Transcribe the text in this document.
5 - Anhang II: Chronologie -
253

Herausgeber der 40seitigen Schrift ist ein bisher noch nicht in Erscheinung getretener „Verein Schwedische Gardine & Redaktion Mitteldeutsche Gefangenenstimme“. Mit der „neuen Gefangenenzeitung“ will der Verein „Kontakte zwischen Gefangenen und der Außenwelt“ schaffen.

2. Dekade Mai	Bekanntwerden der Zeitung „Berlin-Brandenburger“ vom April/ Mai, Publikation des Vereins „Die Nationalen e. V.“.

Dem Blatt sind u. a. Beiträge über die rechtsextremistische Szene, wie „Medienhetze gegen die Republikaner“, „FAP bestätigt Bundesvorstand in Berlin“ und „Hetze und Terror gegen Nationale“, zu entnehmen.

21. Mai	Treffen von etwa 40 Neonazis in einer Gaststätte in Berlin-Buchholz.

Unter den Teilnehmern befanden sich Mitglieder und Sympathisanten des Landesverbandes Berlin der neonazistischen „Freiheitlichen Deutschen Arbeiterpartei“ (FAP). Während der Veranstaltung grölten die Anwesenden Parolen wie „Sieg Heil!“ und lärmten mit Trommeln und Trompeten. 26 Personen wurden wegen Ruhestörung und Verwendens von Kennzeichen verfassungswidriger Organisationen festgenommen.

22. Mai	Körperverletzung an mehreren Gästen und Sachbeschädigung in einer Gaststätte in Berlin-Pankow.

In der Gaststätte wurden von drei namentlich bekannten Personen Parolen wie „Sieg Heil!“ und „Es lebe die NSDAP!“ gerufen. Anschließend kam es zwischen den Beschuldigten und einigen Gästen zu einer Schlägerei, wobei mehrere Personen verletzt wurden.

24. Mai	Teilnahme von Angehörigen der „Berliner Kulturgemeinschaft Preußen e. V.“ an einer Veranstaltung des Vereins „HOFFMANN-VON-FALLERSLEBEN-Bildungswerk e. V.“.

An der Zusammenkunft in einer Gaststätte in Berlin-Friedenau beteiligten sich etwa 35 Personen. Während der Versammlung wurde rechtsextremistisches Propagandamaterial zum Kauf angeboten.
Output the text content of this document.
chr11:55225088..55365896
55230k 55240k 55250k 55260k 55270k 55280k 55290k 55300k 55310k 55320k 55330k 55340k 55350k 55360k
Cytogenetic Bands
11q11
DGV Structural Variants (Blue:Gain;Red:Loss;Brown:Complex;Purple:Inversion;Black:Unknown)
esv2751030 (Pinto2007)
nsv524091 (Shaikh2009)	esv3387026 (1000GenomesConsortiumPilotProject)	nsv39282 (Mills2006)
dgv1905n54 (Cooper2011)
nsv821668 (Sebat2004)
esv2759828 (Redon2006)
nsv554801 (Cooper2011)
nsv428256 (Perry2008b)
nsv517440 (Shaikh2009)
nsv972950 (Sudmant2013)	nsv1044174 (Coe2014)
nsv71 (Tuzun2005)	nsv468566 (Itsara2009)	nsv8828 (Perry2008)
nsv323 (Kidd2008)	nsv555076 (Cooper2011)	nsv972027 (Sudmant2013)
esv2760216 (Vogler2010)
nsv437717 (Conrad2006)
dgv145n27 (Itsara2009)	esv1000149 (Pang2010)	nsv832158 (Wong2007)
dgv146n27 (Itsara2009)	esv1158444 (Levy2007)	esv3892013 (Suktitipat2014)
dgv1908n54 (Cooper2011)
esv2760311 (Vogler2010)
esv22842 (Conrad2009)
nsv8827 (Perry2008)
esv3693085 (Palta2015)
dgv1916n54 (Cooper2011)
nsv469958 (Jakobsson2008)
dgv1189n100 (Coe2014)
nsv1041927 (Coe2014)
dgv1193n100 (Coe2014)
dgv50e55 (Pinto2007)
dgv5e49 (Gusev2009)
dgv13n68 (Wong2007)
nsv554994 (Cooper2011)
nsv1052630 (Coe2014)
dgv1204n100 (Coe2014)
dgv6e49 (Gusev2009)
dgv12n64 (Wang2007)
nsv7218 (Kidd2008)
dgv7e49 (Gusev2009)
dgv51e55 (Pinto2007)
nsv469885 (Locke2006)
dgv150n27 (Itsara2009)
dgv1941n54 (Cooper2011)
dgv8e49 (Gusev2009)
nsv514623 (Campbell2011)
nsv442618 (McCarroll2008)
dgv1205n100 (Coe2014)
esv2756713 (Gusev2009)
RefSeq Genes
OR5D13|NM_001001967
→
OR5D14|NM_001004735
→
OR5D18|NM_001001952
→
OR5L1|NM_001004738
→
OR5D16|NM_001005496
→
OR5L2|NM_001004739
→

- Work task
Your task is to retype the records precisely as they stand.

- Exercise solution
Transcribe the text in this document.
5 - Anhang II: Chronologie -
253

Herausgeber der 40seitigen Schrift ist ein bisher noch nicht in Erscheinung getretener „Verein Schwedische Gardine & Redaktion Mitteldeutsche Gefangenenstimme“. Mit der „neuen Gefangenenzeitung“ will der Verein „Kontakte zwischen Gefangenen und der Außenwelt“ schaffen.

2. Dekade Mai	Bekanntwerden der Zeitung „Berlin-Brandenburger“ vom April/ Mai, Publikation des Vereins „Die Nationalen e. V.“.

Dem Blatt sind u. a. Beiträge über die rechtsextremistische Szene, wie „Medienhetze gegen die Republikaner“, „FAP bestätigt Bundesvorstand in Berlin“ und „Hetze und Terror gegen Nationale“, zu entnehmen.

21. Mai	Treffen von etwa 40 Neonazis in einer Gaststätte in Berlin-Buchholz.

Unter den Teilnehmern befanden sich Mitglieder und Sympathisanten des Landesverbandes Berlin der neonazistischen „Freiheitlichen Deutschen Arbeiterpartei“ (FAP). Während der Veranstaltung grölten die Anwesenden Parolen wie „Sieg Heil!“ und lärmten mit Trommeln und Trompeten. 26 Personen wurden wegen Ruhestörung und Verwendens von Kennzeichen verfassungswidriger Organisationen festgenommen.

22. Mai	Körperverletzung an mehreren Gästen und Sachbeschädigung in einer Gaststätte in Berlin-Pankow.

In der Gaststätte wurden von drei namentlich bekannten Personen Parolen wie „Sieg Heil!“ und „Es lebe die NSDAP!“ gerufen. Anschließend kam es zwischen den Beschuldigten und einigen Gästen zu einer Schlägerei, wobei mehrere Personen verletzt wurden.

24. Mai	Teilnahme von Angehörigen der „Berliner Kulturgemeinschaft Preußen e. V.“ an einer Veranstaltung des Vereins „HOFFMANN-VON-FALLERSLEBEN-Bildungswerk e. V.“.

An der Zusammenkunft in einer Gaststätte in Berlin-Friedenau beteiligten sich etwa 35 Personen. Während der Versammlung wurde rechtsextremistisches Propagandamaterial zum Kauf angeboten.
Output the text content of this document.
chr11:55225088..55365896
55230k 55240k 55250k 55260k 55270k 55280k 55290k 55300k 55310k 55320k 55330k 55340k 55350k 55360k
Cytogenetic Bands
11q11
DGV Structural Variants (Blue:Gain;Red:Loss;Brown:Complex;Purple:Inversion;Black:Unknown)
esv2751030 (Pinto2007)
nsv524091 (Shaikh2009)	esv3387026 (1000GenomesConsortiumPilotProject)	nsv39282 (Mills2006)
dgv1905n54 (Cooper2011)
nsv821668 (Sebat2004)
esv2759828 (Redon2006)
nsv554801 (Cooper2011)
nsv428256 (Perry2008b)
nsv517440 (Shaikh2009)
nsv972950 (Sudmant2013)	nsv1044174 (Coe2014)
nsv71 (Tuzun2005)	nsv468566 (Itsara2009)	nsv8828 (Perry2008)
nsv323 (Kidd2008)	nsv555076 (Cooper2011)	nsv972027 (Sudmant2013)
esv2760216 (Vogler2010)
nsv437717 (Conrad2006)
dgv145n27 (Itsara2009)	esv1000149 (Pang2010)	nsv832158 (Wong2007)
dgv146n27 (Itsara2009)	esv1158444 (Levy2007)	esv3892013 (Suktitipat2014)
dgv1908n54 (Cooper2011)
esv2760311 (Vogler2010)
esv22842 (Conrad2009)
nsv8827 (Perry2008)
esv3693085 (Palta2015)
dgv1916n54 (Cooper2011)
nsv469958 (Jakobsson2008)
dgv1189n100 (Coe2014)
nsv1041927 (Coe2014)
dgv1193n100 (Coe2014)
dgv50e55 (Pinto2007)
dgv5e49 (Gusev2009)
dgv13n68 (Wong2007)
nsv554994 (Cooper2011)
nsv1052630 (Coe2014)
dgv1204n100 (Coe2014)
dgv6e49 (Gusev2009)
dgv12n64 (Wang2007)
nsv7218 (Kidd2008)
dgv7e49 (Gusev2009)
dgv51e55 (Pinto2007)
nsv469885 (Locke2006)
dgv150n27 (Itsara2009)
dgv1941n54 (Cooper2011)
dgv8e49 (Gusev2009)
nsv514623 (Campbell2011)
nsv442618 (McCarroll2008)
dgv1205n100 (Coe2014)
esv2756713 (Gusev2009)
RefSeq Genes
OR5D13|NM_001001967
→
OR5D14|NM_001004735
→
OR5D18|NM_001001952
→
OR5L1|NM_001004738
→
OR5D16|NM_001005496
→
OR5L2|NM_001004739
→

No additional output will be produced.